**Input for this task:**
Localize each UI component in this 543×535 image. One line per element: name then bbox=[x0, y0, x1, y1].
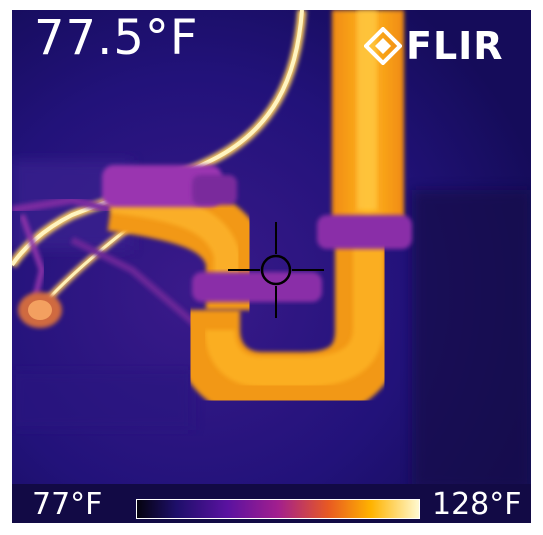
p-trap-elbow-core bbox=[205, 240, 383, 387]
hot-junction-left-core bbox=[28, 300, 52, 320]
cold-shadow-region bbox=[412, 190, 531, 490]
color-palette-gradient bbox=[136, 499, 420, 519]
crosshair-icon bbox=[228, 222, 324, 318]
thermal-scene bbox=[12, 10, 531, 523]
thermal-image-frame: 77.5°F FLIR 77°F 128°F bbox=[12, 10, 531, 523]
scale-min-label: 77°F bbox=[32, 487, 103, 522]
spot-temperature-readout: 77.5°F bbox=[34, 10, 199, 66]
left-strut-top bbox=[12, 195, 113, 214]
flir-diamond-logo-icon bbox=[364, 27, 402, 65]
upper-clamp bbox=[317, 215, 412, 249]
brand-name: FLIR bbox=[406, 24, 504, 68]
lower-left-region bbox=[12, 370, 192, 430]
left-coupling-nut bbox=[192, 175, 237, 205]
vertical-pipe-highlight bbox=[357, 10, 377, 210]
temperature-scale-bar: 77°F 128°F bbox=[12, 484, 531, 523]
scale-max-label: 128°F bbox=[432, 487, 522, 522]
brand-logo: FLIR bbox=[364, 22, 504, 70]
lower-clamp bbox=[192, 272, 322, 302]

**Task:** Copy from the records, character for character, the lines beginning with the one that contains "p-trap-elbow-core bbox=[205, 240, 383, 387]" and ending with the one that contains "thermal-scene bbox=[12, 10, 531, 523]", both included.

**In response:**
p-trap-elbow-core bbox=[205, 240, 383, 387]
hot-junction-left-core bbox=[28, 300, 52, 320]
cold-shadow-region bbox=[412, 190, 531, 490]
color-palette-gradient bbox=[136, 499, 420, 519]
crosshair-icon bbox=[228, 222, 324, 318]
thermal-scene bbox=[12, 10, 531, 523]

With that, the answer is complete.